> _RECORDS SUPPLIED_
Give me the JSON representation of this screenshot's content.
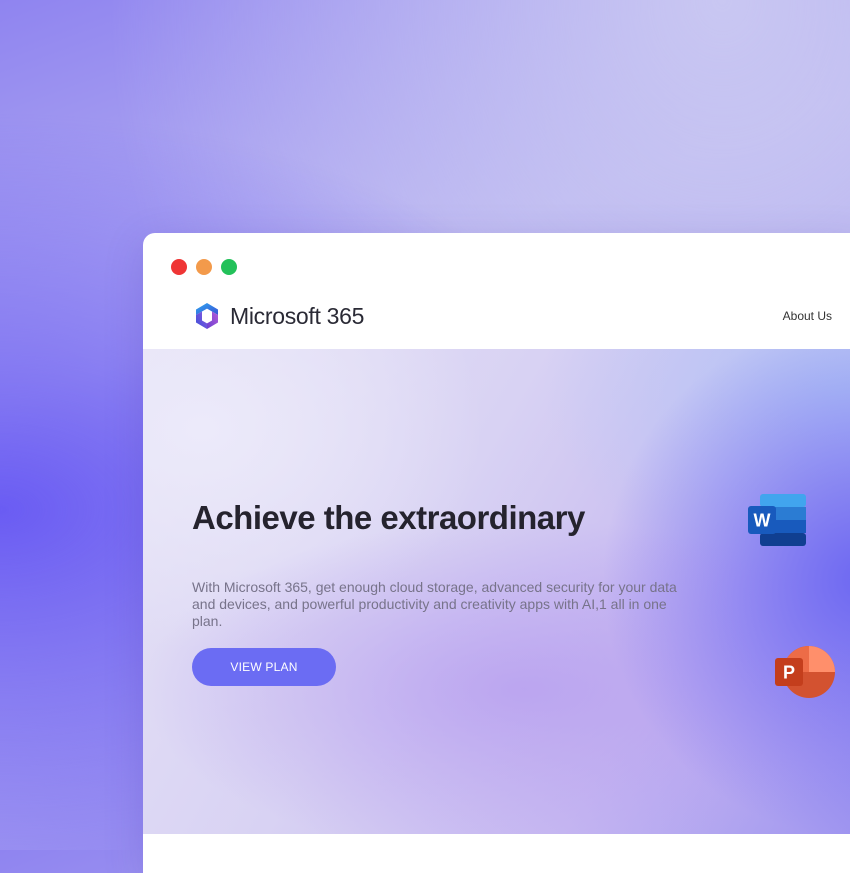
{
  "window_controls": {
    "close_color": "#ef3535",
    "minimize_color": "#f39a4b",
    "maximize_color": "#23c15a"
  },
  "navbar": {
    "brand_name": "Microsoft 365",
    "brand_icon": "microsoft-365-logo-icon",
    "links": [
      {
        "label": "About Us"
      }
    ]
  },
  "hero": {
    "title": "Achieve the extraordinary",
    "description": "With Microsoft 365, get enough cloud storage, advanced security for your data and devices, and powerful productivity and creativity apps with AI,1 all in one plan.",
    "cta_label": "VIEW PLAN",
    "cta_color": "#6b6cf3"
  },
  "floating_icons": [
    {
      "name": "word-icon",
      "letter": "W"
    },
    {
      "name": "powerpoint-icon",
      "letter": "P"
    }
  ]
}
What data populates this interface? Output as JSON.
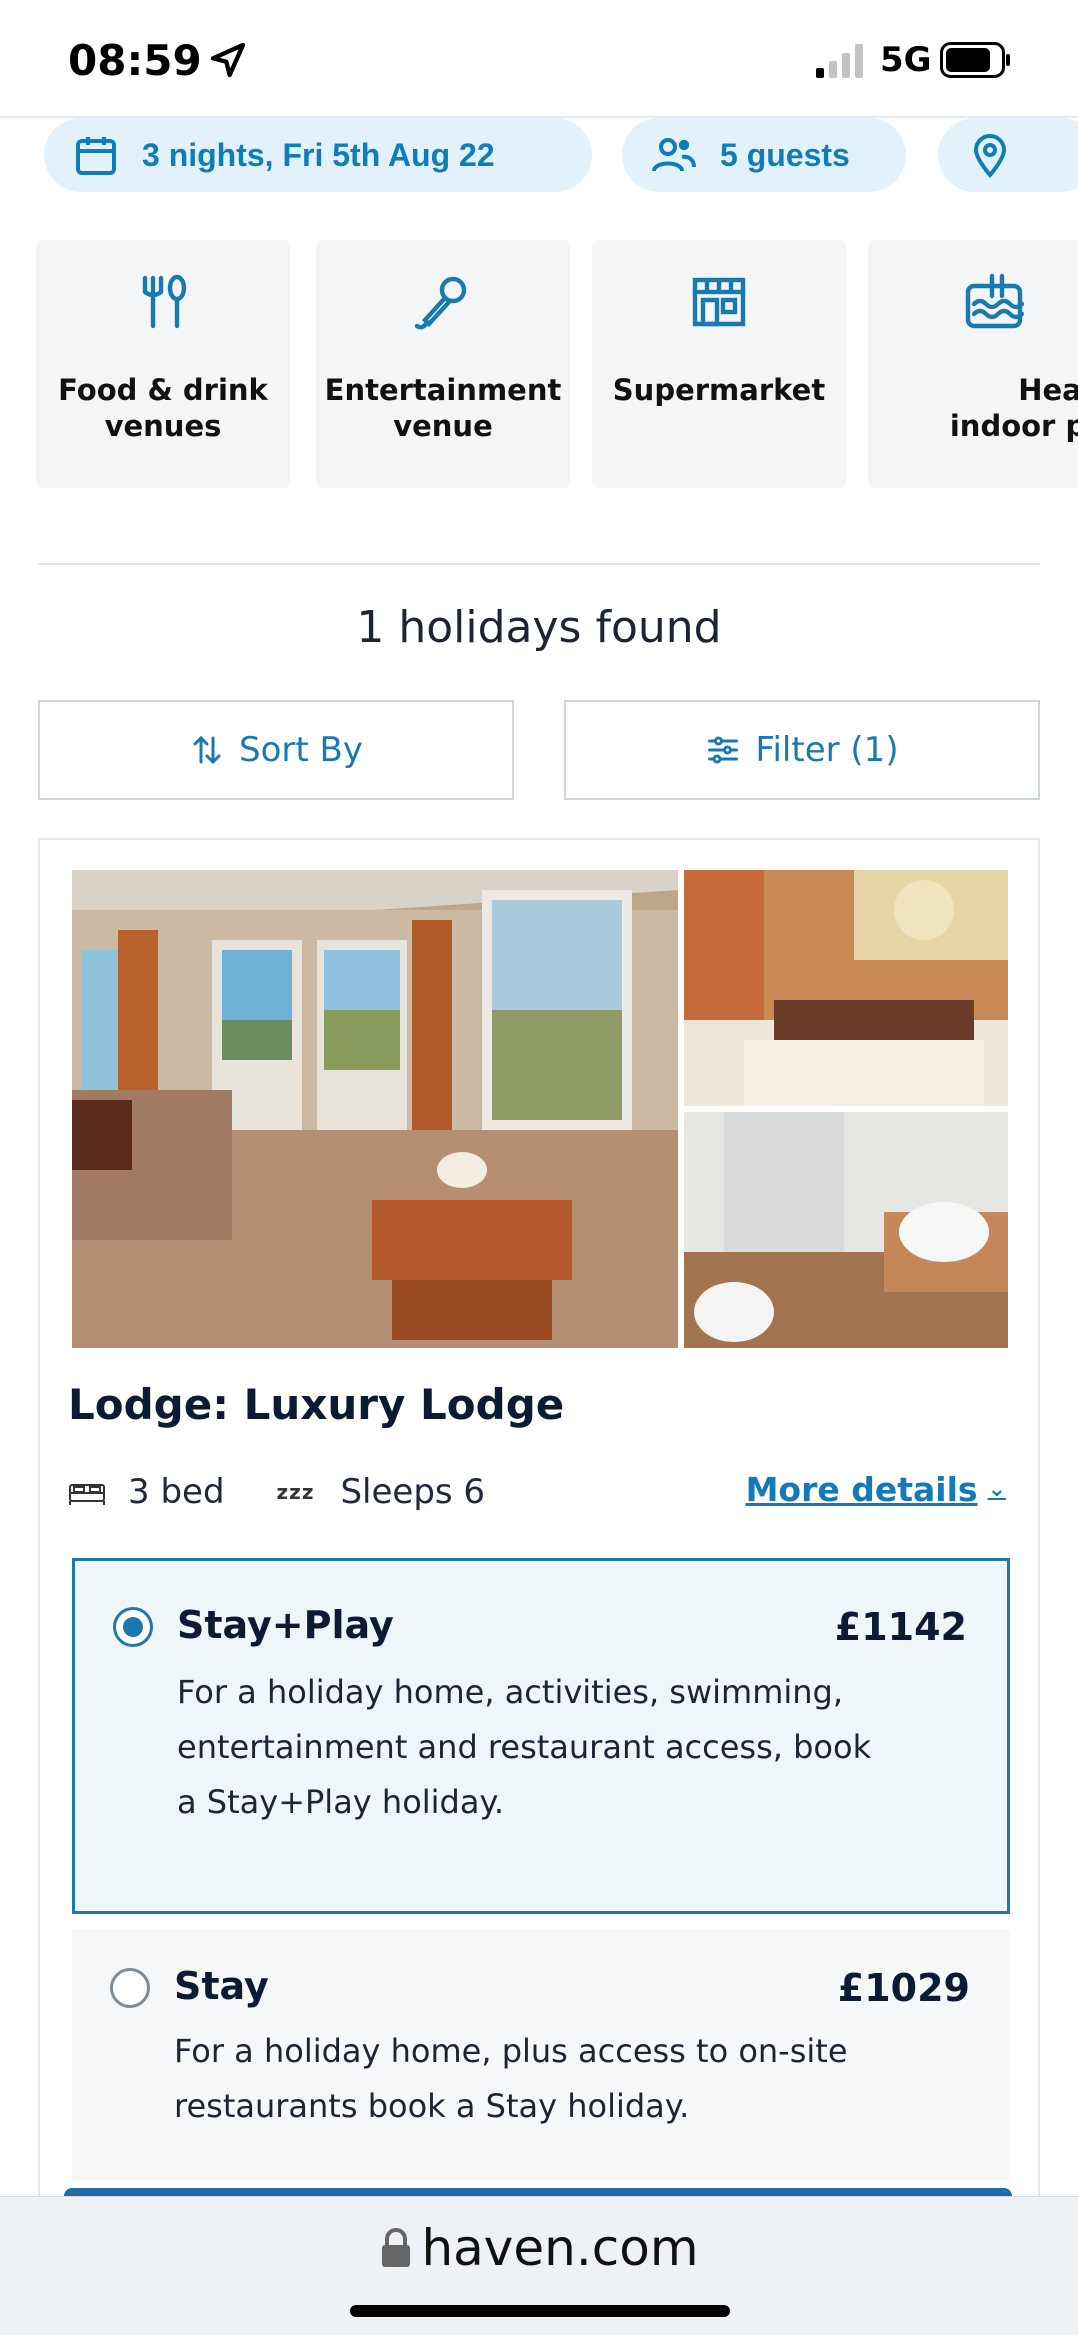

* * *

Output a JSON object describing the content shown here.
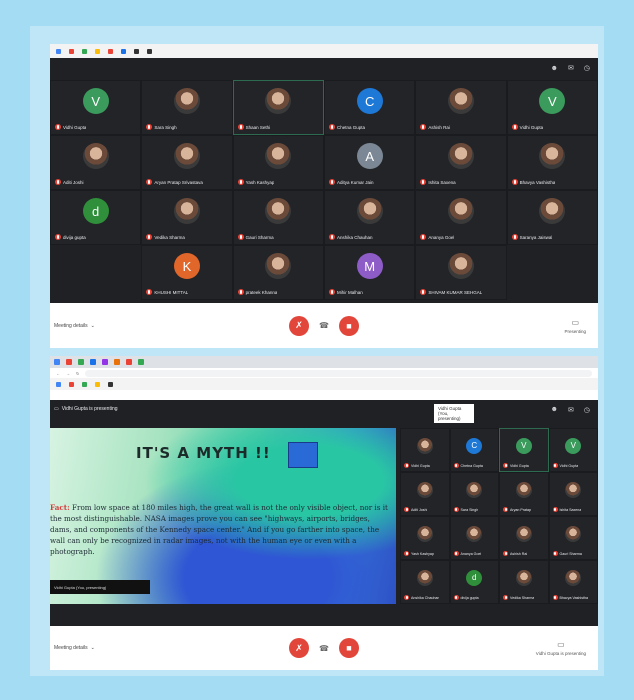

> _STATED GOAL_
Retype the lines above exactly as they appear, from the line containing "Give me the" through the line containing "What data populates", and leave out any pictures.

> _THE RESULT_
Give me the JSON representation of this screenshot's content.
{
  "window_controls": {
    "close_color": "#ef3535",
    "minimize_color": "#f39a4b",
    "maximize_color": "#23c15a"
  },
  "navbar": {
    "brand_name": "Microsoft 365",
    "brand_icon": "microsoft-365-logo-icon",
    "links": [
      {
        "label": "About Us"
      }
    ]
  },
  "hero": {
    "title": "Achieve the extraordinary",
    "description": "With Microsoft 365, get enough cloud storage, advanced security for your data and devices, and powerful productivity and creativity apps with AI,1 all in one plan.",
    "cta_label": "VIEW PLAN",
    "cta_color": "#6b6cf3"
  },
  "floating_icons": [
    {
      "name": "word-icon",
      "letter": "W"
    },
    {
      "name": "powerpoint-icon",
      "letter": "P"
    }
  ]
}
What data populates this interface? Output as JSON.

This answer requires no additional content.